CHALLENGE: Leave out every picture, and return exactly the lines from the line containing "Transcribe the text in this document." through the end of the records below, both inclusive.

Stored items:
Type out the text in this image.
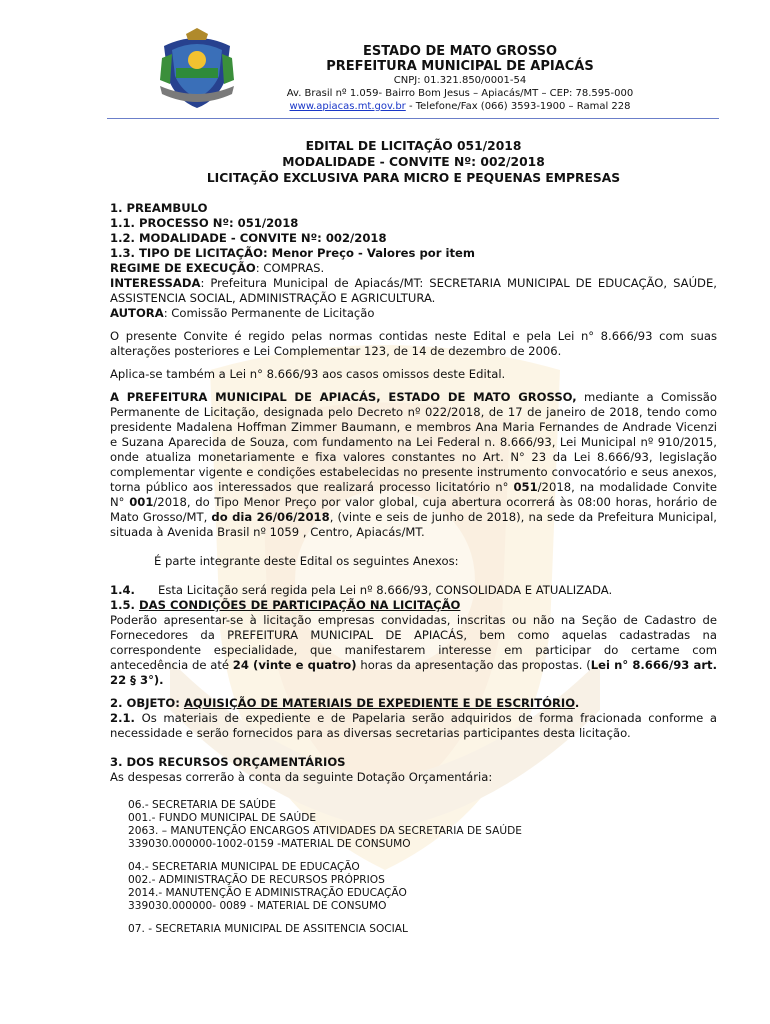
ESTADO DE MATO GROSSO
PREFEITURA MUNICIPAL DE APIACÁS
CNPJ: 01.321.850/0001-54
Av. Brasil nº 1.059- Bairro Bom Jesus – Apiacás/MT – CEP: 78.595-000
www.apiacas.mt.gov.br - Telefone/Fax (066) 3593-1900 – Ramal 228
EDITAL DE LICITAÇÃO 051/2018
MODALIDADE - CONVITE Nº: 002/2018
LICITAÇÃO EXCLUSIVA PARA MICRO E PEQUENAS EMPRESAS
1. PREAMBULO
1.1. PROCESSO Nº: 051/2018
1.2. MODALIDADE - CONVITE Nº: 002/2018
1.3. TIPO DE LICITAÇÃO: Menor Preço - Valores por item
REGIME DE EXECUÇÃO: COMPRAS.
INTERESSADA: Prefeitura Municipal de Apiacás/MT: SECRETARIA MUNICIPAL DE EDUCAÇÃO, SAÚDE, ASSISTENCIA SOCIAL, ADMINISTRAÇÃO E AGRICULTURA.
AUTORA: Comissão Permanente de Licitação
O presente Convite é regido pelas normas contidas neste Edital e pela Lei n° 8.666/93 com suas alterações posteriores e Lei Complementar 123, de 14 de dezembro de 2006.
Aplica-se também a Lei n° 8.666/93 aos casos omissos deste Edital.
A PREFEITURA MUNICIPAL DE APIACÁS, ESTADO DE MATO GROSSO, mediante a Comissão Permanente de Licitação, designada pelo Decreto nº 022/2018, de 17 de janeiro de 2018, tendo como presidente Madalena Hoffman Zimmer Baumann, e membros Ana Maria Fernandes de Andrade Vicenzi e Suzana Aparecida de Souza, com fundamento na Lei Federal n. 8.666/93, Lei Municipal nº 910/2015, onde atualiza monetariamente e fixa valores constantes no Art. N° 23 da Lei 8.666/93, legislação complementar vigente e condições estabelecidas no presente instrumento convocatório e seus anexos, torna público aos interessados que realizará processo licitatório n° 051/2018, na modalidade Convite N° 001/2018, do Tipo Menor Preço por valor global, cuja abertura ocorrerá às 08:00 horas, horário de Mato Grosso/MT, do dia 26/06/2018, (vinte e seis de junho de 2018), na sede da Prefeitura Municipal, situada à Avenida Brasil nº 1059 , Centro, Apiacás/MT.
É parte integrante deste Edital os seguintes Anexos:
1.4.	Esta Licitação será regida pela Lei nº 8.666/93, CONSOLIDADA E ATUALIZADA.
1.5. DAS CONDIÇÕES DE PARTICIPAÇÃO NA LICITAÇÃO
Poderão apresentar-se à licitação empresas convidadas, inscritas ou não na Seção de Cadastro de Fornecedores da PREFEITURA MUNICIPAL DE APIACÁS, bem como aquelas cadastradas na correspondente especialidade, que manifestarem interesse em participar do certame com antecedência de até 24 (vinte e quatro) horas da apresentação das propostas. (Lei n° 8.666/93 art. 22 § 3°).
2. OBJETO: AQUISIÇÃO DE MATERIAIS DE EXPEDIENTE E DE ESCRITÓRIO.
2.1. Os materiais de expediente e de Papelaria serão adquiridos de forma fracionada conforme a necessidade e serão fornecidos para as diversas secretarias participantes desta licitação.
3. DOS RECURSOS ORÇAMENTÁRIOS
As despesas correrão à conta da seguinte Dotação Orçamentária:
06.- SECRETARIA DE SAÚDE
001.- FUNDO MUNICIPAL DE SAÚDE
2063. – MANUTENÇÃO ENCARGOS ATIVIDADES DA SECRETARIA DE SAÚDE
339030.000000-1002-0159 -MATERIAL DE CONSUMO
04.- SECRETARIA MUNICIPAL DE EDUCAÇÃO
002.- ADMINISTRAÇÃO DE RECURSOS PRÓPRIOS
2014.- MANUTENÇÃO E ADMINISTRAÇÃO EDUCAÇÃO
339030.000000- 0089 - MATERIAL DE CONSUMO
07. - SECRETARIA MUNICIPAL DE ASSITENCIA SOCIAL
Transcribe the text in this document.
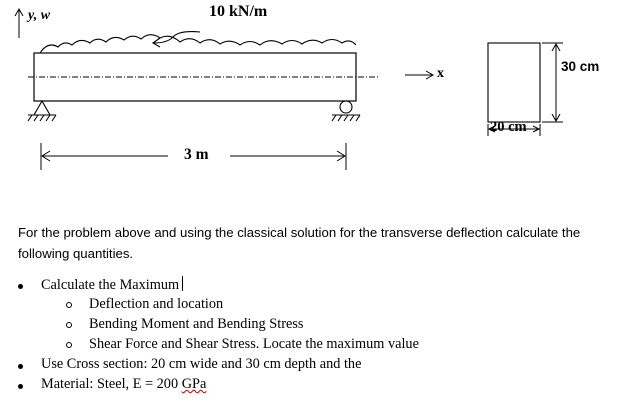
y, w	10 kN/m
x
3 m
30 cm
20 cm
For the problem above and using the classical solution for the transverse deflection calculate the following quantities.
Calculate the Maximum
Deflection and location
Bending Moment and Bending Stress
Shear Force and Shear Stress. Locate the maximum value
Use Cross section: 20 cm wide and 30 cm depth and the
Material: Steel, E = 200 GPa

RESULT:
Transcribe the text in this document.
y, w	10 kN/m
x
3 m
30 cm
20 cm
For the problem above and using the classical solution for the transverse deflection calculate the following quantities.
Calculate the Maximum
Deflection and location
Bending Moment and Bending Stress
Shear Force and Shear Stress. Locate the maximum value
Use Cross section: 20 cm wide and 30 cm depth and the
Material: Steel, E = 200 GPa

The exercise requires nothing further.